- Record set

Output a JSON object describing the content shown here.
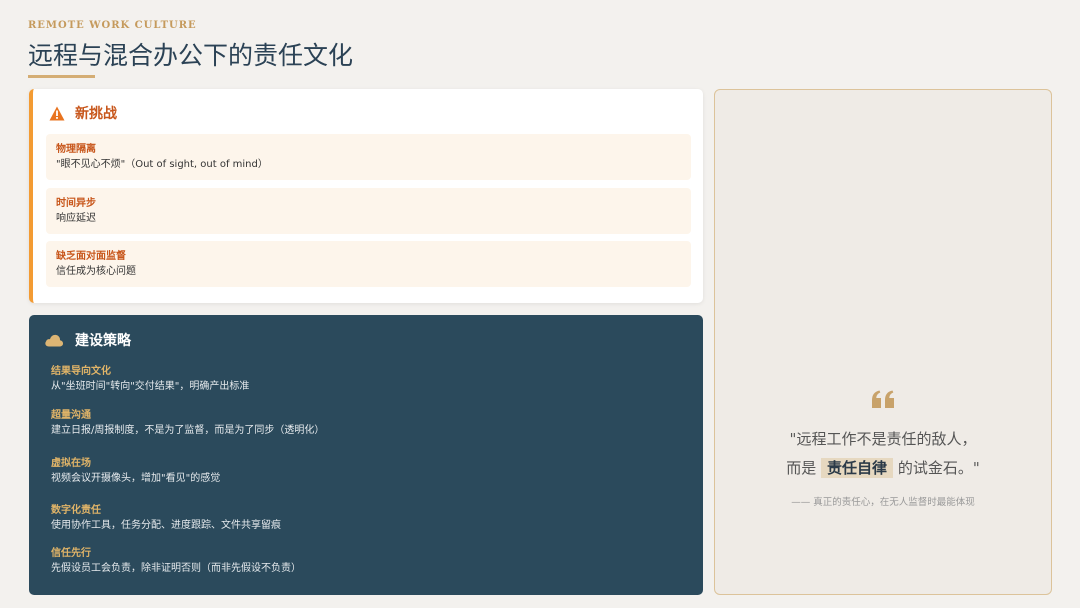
{
  "header": {
    "eyebrow": "REMOTE WORK CULTURE",
    "title": "远程与混合办公下的责任文化"
  },
  "challenges": {
    "title": "新挑战",
    "icon": "warning-icon",
    "items": [
      {
        "title": "物理隔离",
        "desc": "\"眼不见心不烦\"（Out of sight, out of mind）"
      },
      {
        "title": "时间异步",
        "desc": "响应延迟"
      },
      {
        "title": "缺乏面对面监督",
        "desc": "信任成为核心问题"
      }
    ]
  },
  "strategies": {
    "title": "建设策略",
    "icon": "cloud-icon",
    "items": [
      {
        "title": "结果导向文化",
        "desc": "从\"坐班时间\"转向\"交付结果\"，明确产出标准"
      },
      {
        "title": "超量沟通",
        "desc": "建立日报/周报制度，不是为了监督，而是为了同步（透明化）"
      },
      {
        "title": "虚拟在场",
        "desc": "视频会议开摄像头，增加\"看见\"的感觉"
      },
      {
        "title": "数字化责任",
        "desc": "使用协作工具，任务分配、进度跟踪、文件共享留痕"
      },
      {
        "title": "信任先行",
        "desc": "先假设员工会负责，除非证明否则（而非先假设不负责）"
      }
    ]
  },
  "quote": {
    "icon": "quote-icon",
    "line1": "\"远程工作不是责任的敌人，",
    "line2_pre": "而是",
    "line2_highlight": "责任自律",
    "line2_post": "的试金石。\"",
    "attribution": "—— 真正的责任心，在无人监督时最能体现"
  },
  "colors": {
    "accent": "#d4ad74",
    "warning": "#c8571c",
    "navy": "#2b4a5c"
  }
}
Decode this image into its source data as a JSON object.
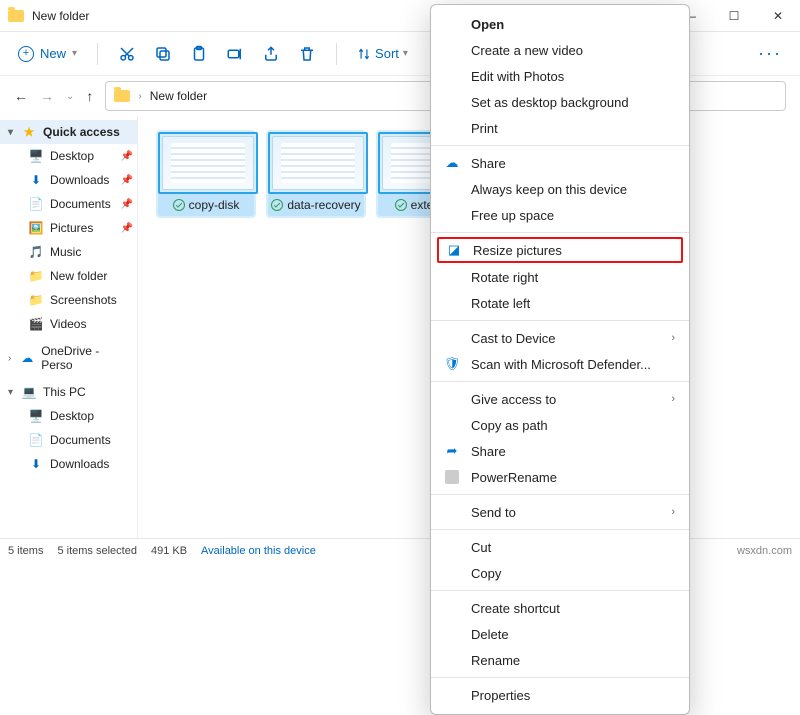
{
  "title": "New folder",
  "winbtns": {
    "min": "—",
    "max": "☐",
    "close": "✕"
  },
  "toolbar": {
    "new": "New",
    "sort": "Sort"
  },
  "breadcrumb": {
    "name": "New folder"
  },
  "sidebar": {
    "quick": "Quick access",
    "items": [
      {
        "label": "Desktop",
        "icon": "🖥️"
      },
      {
        "label": "Downloads",
        "icon": "⬇"
      },
      {
        "label": "Documents",
        "icon": "📄"
      },
      {
        "label": "Pictures",
        "icon": "🖼️"
      },
      {
        "label": "Music",
        "icon": "🎵"
      },
      {
        "label": "New folder",
        "icon": "📁"
      },
      {
        "label": "Screenshots",
        "icon": "📁"
      },
      {
        "label": "Videos",
        "icon": "🎬"
      }
    ],
    "onedrive": "OneDrive - Perso",
    "thispc": "This PC",
    "pc": [
      {
        "label": "Desktop",
        "icon": "🖥️"
      },
      {
        "label": "Documents",
        "icon": "📄"
      },
      {
        "label": "Downloads",
        "icon": "⬇"
      }
    ]
  },
  "files": [
    {
      "name": "copy-disk"
    },
    {
      "name": "data-recovery"
    },
    {
      "name": "extend-n"
    }
  ],
  "status": {
    "count": "5 items",
    "sel": "5 items selected",
    "size": "491 KB",
    "avail": "Available on this device",
    "watermark": "wsxdn.com"
  },
  "menu": {
    "open": "Open",
    "create_video": "Create a new video",
    "edit_photos": "Edit with Photos",
    "set_bg": "Set as desktop background",
    "print": "Print",
    "share": "Share",
    "always_keep": "Always keep on this device",
    "free_up": "Free up space",
    "resize": "Resize pictures",
    "rotate_r": "Rotate right",
    "rotate_l": "Rotate left",
    "cast": "Cast to Device",
    "scan": "Scan with Microsoft Defender...",
    "give_access": "Give access to",
    "copy_path": "Copy as path",
    "share2": "Share",
    "powerrename": "PowerRename",
    "send_to": "Send to",
    "cut": "Cut",
    "copy": "Copy",
    "shortcut": "Create shortcut",
    "delete": "Delete",
    "rename": "Rename",
    "properties": "Properties"
  }
}
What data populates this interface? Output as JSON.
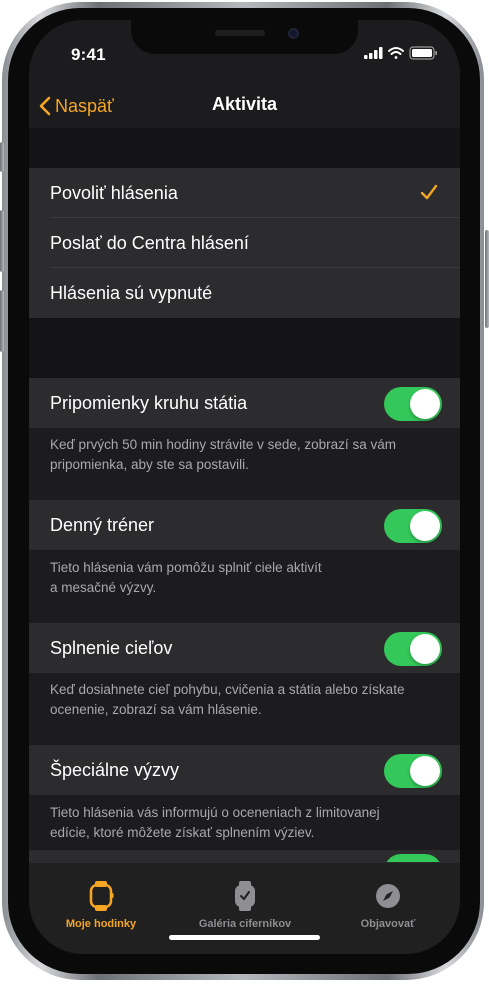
{
  "status_bar": {
    "time": "9:41"
  },
  "navbar": {
    "back_label": "Naspäť",
    "title": "Aktivita"
  },
  "alert_options": [
    {
      "label": "Povoliť hlásenia",
      "selected": true
    },
    {
      "label": "Poslať do Centra hlásení",
      "selected": false
    },
    {
      "label": "Hlásenia sú vypnuté",
      "selected": false
    }
  ],
  "toggles": [
    {
      "label": "Pripomienky kruhu státia",
      "on": true,
      "footnote_lines": [
        "Keď prvých 50 min hodiny strávite v sede, zobrazí sa vám",
        "pripomienka, aby ste sa postavili."
      ]
    },
    {
      "label": "Denný tréner",
      "on": true,
      "footnote_lines": [
        "Tieto hlásenia vám pomôžu splniť ciele aktivít",
        "a mesačné výzvy."
      ]
    },
    {
      "label": "Splnenie cieľov",
      "on": true,
      "footnote_lines": [
        "Keď dosiahnete cieľ pohybu, cvičenia a státia alebo získate",
        "ocenenie, zobrazí sa vám hlásenie."
      ]
    },
    {
      "label": "Špeciálne výzvy",
      "on": true,
      "footnote_lines": [
        "Tieto hlásenia vás informujú o oceneniach z limitovanej",
        "edície, ktoré môžete získať splnením výziev."
      ]
    }
  ],
  "tabbar": {
    "tabs": [
      {
        "label": "Moje hodinky",
        "icon": "watch-icon",
        "active": true
      },
      {
        "label": "Galéria ciferníkov",
        "icon": "watch-face-icon",
        "active": false
      },
      {
        "label": "Objavovať",
        "icon": "compass-icon",
        "active": false
      }
    ]
  },
  "colors": {
    "accent": "#f5a623",
    "toggle_on": "#34c759",
    "cell_bg": "#2c2c2e",
    "group_bg": "#1c1c1e",
    "tab_inactive": "#8e8e93"
  }
}
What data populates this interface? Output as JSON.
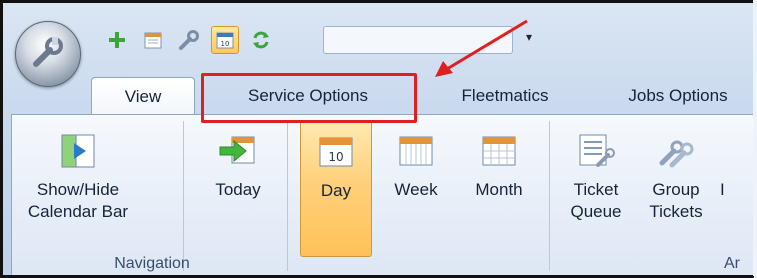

- What is needed
Set down every entry word for word, but omit the pictures.

- Correct answer
Output a JSON object describing the content shown here.
{
  "header": {
    "eyebrow": "REMOTE WORK CULTURE",
    "title": "远程与混合办公下的责任文化"
  },
  "challenges": {
    "title": "新挑战",
    "icon": "warning-icon",
    "items": [
      {
        "title": "物理隔离",
        "desc": "\"眼不见心不烦\"（Out of sight, out of mind）"
      },
      {
        "title": "时间异步",
        "desc": "响应延迟"
      },
      {
        "title": "缺乏面对面监督",
        "desc": "信任成为核心问题"
      }
    ]
  },
  "strategies": {
    "title": "建设策略",
    "icon": "cloud-icon",
    "items": [
      {
        "title": "结果导向文化",
        "desc": "从\"坐班时间\"转向\"交付结果\"，明确产出标准"
      },
      {
        "title": "超量沟通",
        "desc": "建立日报/周报制度，不是为了监督，而是为了同步（透明化）"
      },
      {
        "title": "虚拟在场",
        "desc": "视频会议开摄像头，增加\"看见\"的感觉"
      },
      {
        "title": "数字化责任",
        "desc": "使用协作工具，任务分配、进度跟踪、文件共享留痕"
      },
      {
        "title": "信任先行",
        "desc": "先假设员工会负责，除非证明否则（而非先假设不负责）"
      }
    ]
  },
  "quote": {
    "icon": "quote-icon",
    "line1": "\"远程工作不是责任的敌人，",
    "line2_pre": "而是",
    "line2_highlight": "责任自律",
    "line2_post": "的试金石。\"",
    "attribution": "—— 真正的责任心，在无人监督时最能体现"
  },
  "colors": {
    "accent": "#d4ad74",
    "warning": "#c8571c",
    "navy": "#2b4a5c"
  }
}
Decode this image into its source data as a JSON object.
{
  "title": "New folder",
  "winbtns": {
    "min": "—",
    "max": "☐",
    "close": "✕"
  },
  "toolbar": {
    "new": "New",
    "sort": "Sort"
  },
  "breadcrumb": {
    "name": "New folder"
  },
  "sidebar": {
    "quick": "Quick access",
    "items": [
      {
        "label": "Desktop",
        "icon": "🖥️"
      },
      {
        "label": "Downloads",
        "icon": "⬇"
      },
      {
        "label": "Documents",
        "icon": "📄"
      },
      {
        "label": "Pictures",
        "icon": "🖼️"
      },
      {
        "label": "Music",
        "icon": "🎵"
      },
      {
        "label": "New folder",
        "icon": "📁"
      },
      {
        "label": "Screenshots",
        "icon": "📁"
      },
      {
        "label": "Videos",
        "icon": "🎬"
      }
    ],
    "onedrive": "OneDrive - Perso",
    "thispc": "This PC",
    "pc": [
      {
        "label": "Desktop",
        "icon": "🖥️"
      },
      {
        "label": "Documents",
        "icon": "📄"
      },
      {
        "label": "Downloads",
        "icon": "⬇"
      }
    ]
  },
  "files": [
    {
      "name": "copy-disk"
    },
    {
      "name": "data-recovery"
    },
    {
      "name": "extend-n"
    }
  ],
  "status": {
    "count": "5 items",
    "sel": "5 items selected",
    "size": "491 KB",
    "avail": "Available on this device",
    "watermark": "wsxdn.com"
  },
  "menu": {
    "open": "Open",
    "create_video": "Create a new video",
    "edit_photos": "Edit with Photos",
    "set_bg": "Set as desktop background",
    "print": "Print",
    "share": "Share",
    "always_keep": "Always keep on this device",
    "free_up": "Free up space",
    "resize": "Resize pictures",
    "rotate_r": "Rotate right",
    "rotate_l": "Rotate left",
    "cast": "Cast to Device",
    "scan": "Scan with Microsoft Defender...",
    "give_access": "Give access to",
    "copy_path": "Copy as path",
    "share2": "Share",
    "powerrename": "PowerRename",
    "send_to": "Send to",
    "cut": "Cut",
    "copy": "Copy",
    "shortcut": "Create shortcut",
    "delete": "Delete",
    "rename": "Rename",
    "properties": "Properties"
  }
}
What data populates this interface? Output as JSON.
{
  "status_bar": {
    "time": "9:41"
  },
  "navbar": {
    "back_label": "Naspäť",
    "title": "Aktivita"
  },
  "alert_options": [
    {
      "label": "Povoliť hlásenia",
      "selected": true
    },
    {
      "label": "Poslať do Centra hlásení",
      "selected": false
    },
    {
      "label": "Hlásenia sú vypnuté",
      "selected": false
    }
  ],
  "toggles": [
    {
      "label": "Pripomienky kruhu státia",
      "on": true,
      "footnote_lines": [
        "Keď prvých 50 min hodiny strávite v sede, zobrazí sa vám",
        "pripomienka, aby ste sa postavili."
      ]
    },
    {
      "label": "Denný tréner",
      "on": true,
      "footnote_lines": [
        "Tieto hlásenia vám pomôžu splniť ciele aktivít",
        "a mesačné výzvy."
      ]
    },
    {
      "label": "Splnenie cieľov",
      "on": true,
      "footnote_lines": [
        "Keď dosiahnete cieľ pohybu, cvičenia a státia alebo získate",
        "ocenenie, zobrazí sa vám hlásenie."
      ]
    },
    {
      "label": "Špeciálne výzvy",
      "on": true,
      "footnote_lines": [
        "Tieto hlásenia vás informujú o oceneniach z limitovanej",
        "edície, ktoré môžete získať splnením výziev."
      ]
    }
  ],
  "tabbar": {
    "tabs": [
      {
        "label": "Moje hodinky",
        "icon": "watch-icon",
        "active": true
      },
      {
        "label": "Galéria ciferníkov",
        "icon": "watch-face-icon",
        "active": false
      },
      {
        "label": "Objavovať",
        "icon": "compass-icon",
        "active": false
      }
    ]
  },
  "colors": {
    "accent": "#f5a623",
    "toggle_on": "#34c759",
    "cell_bg": "#2c2c2e",
    "group_bg": "#1c1c1e",
    "tab_inactive": "#8e8e93"
  }
}
What data populates this interface? Output as JSON.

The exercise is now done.